## Problem details
Reproduce verbatim the portion of the Emacs patch notes below that runs from "Better support" to "a45f2716551d8)".

## Passage to read
Emacs should no longer unexpectedly alter the byte order mark
authorEli Zaretskii <eliz@gnu.org>
Fri, 15 Dec 2017 09:06:07 +0000 (11:06 +0200)
committerPeter Michael Green <plugwash@raspbian.org>
Fri, 14 Sep 2018 11:26:52 +0000 (12:26 +0100)
This upstream patch has been incorporated to fix the problem:

  Better support utf-8-with-signature and utf-8-hfs in XML/HTML

  * lisp/international/mule.el (sgml-xml-auto-coding-function):
  Support UTF-8 with BOM and utf-8-hfs as variants of UTF-8, and
  obey the buffer's encoding if it is one of these variants, instead
  of re-encoding in UTF-8 proper.  (Bug#20623)

Origin: backport, commit: 889f07c352f7e0deccf59353a60a45f2716551d8)
Bug: https://bugs.gnu.org/20623
Bug-Debian: http://bugs.debian.org/883434
Forwarded: not-needed

Gbp-Pq: Name 0014-Emacs-should-no-longer-unexpectedly-alter-the-byte-o.patch

lisp/international/mule.el

index 3da722d9f1bac18c82f2f39240c9b5b92de45621..ade76004d4469caa407670f5e3eb3099b305e2b1 100644 (file)
@@ -2493,7 +2493,17 @@ This function is intended to be added to `auto-coding-functions'."

## Stored data

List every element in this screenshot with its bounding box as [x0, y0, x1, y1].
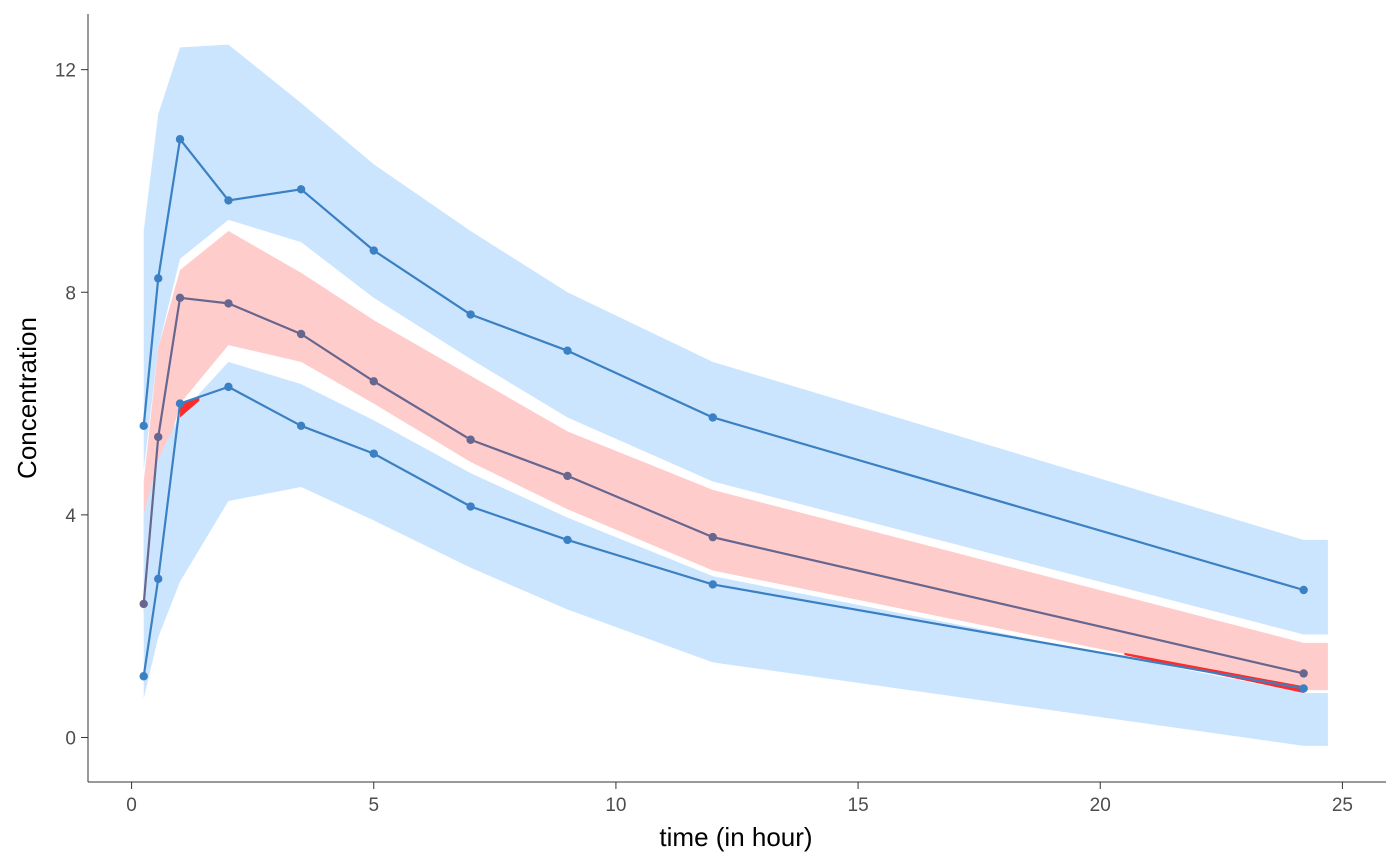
...
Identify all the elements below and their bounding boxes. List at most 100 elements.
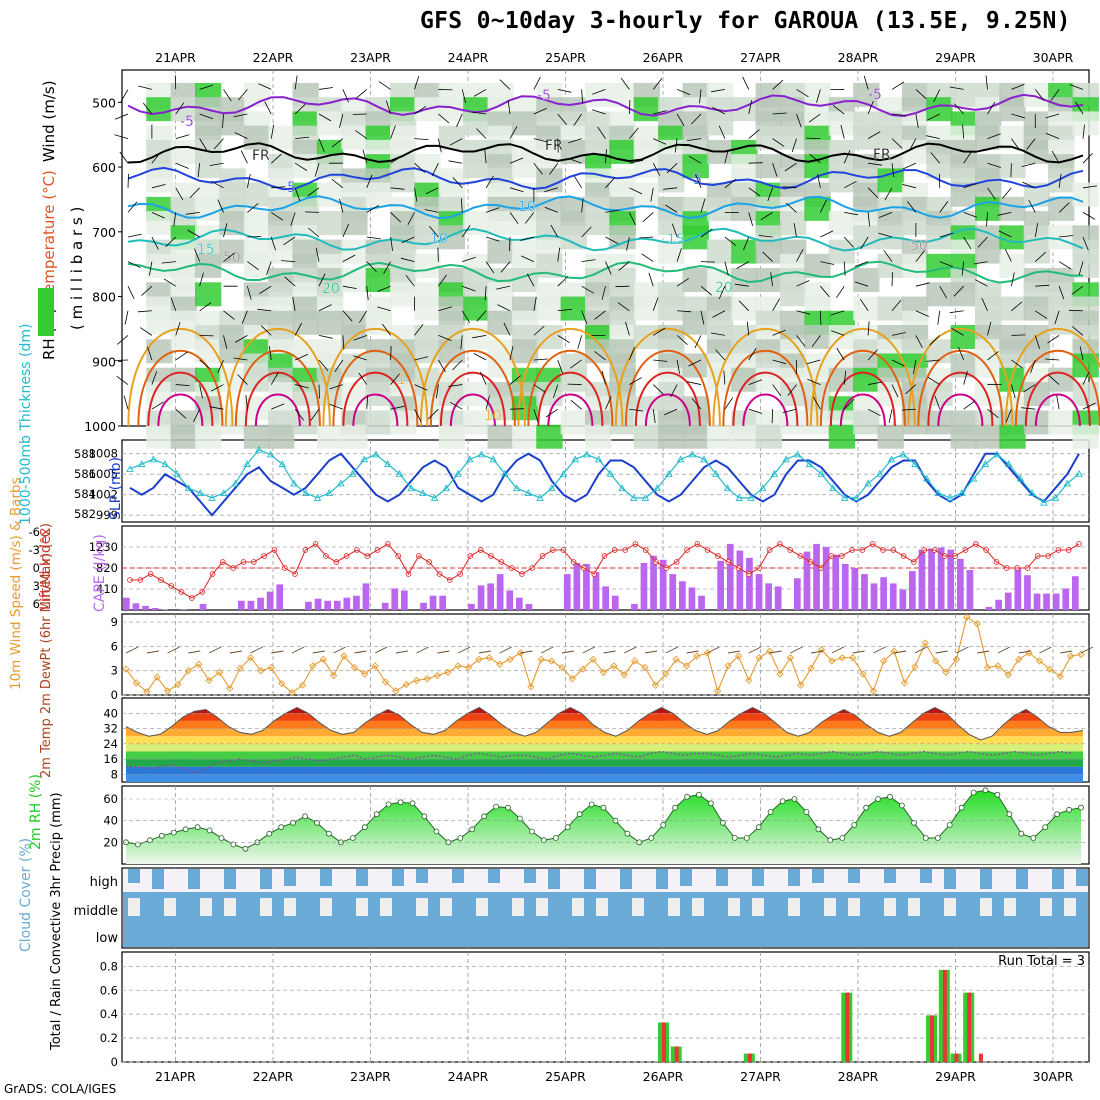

## Result below
Better support utf-8-with-signature and utf-8-hfs in XML/HTML

  * lisp/international/mule.el (sgml-xml-auto-coding-function):
  Support UTF-8 with BOM and utf-8-hfs as variants of UTF-8, and
  obey the buffer's encoding if it is one of these variants, instead
  of re-encoding in UTF-8 proper.  (Bug#20623)

Origin: backport, commit: 889f07c352f7e0deccf59353a60a45f2716551d8)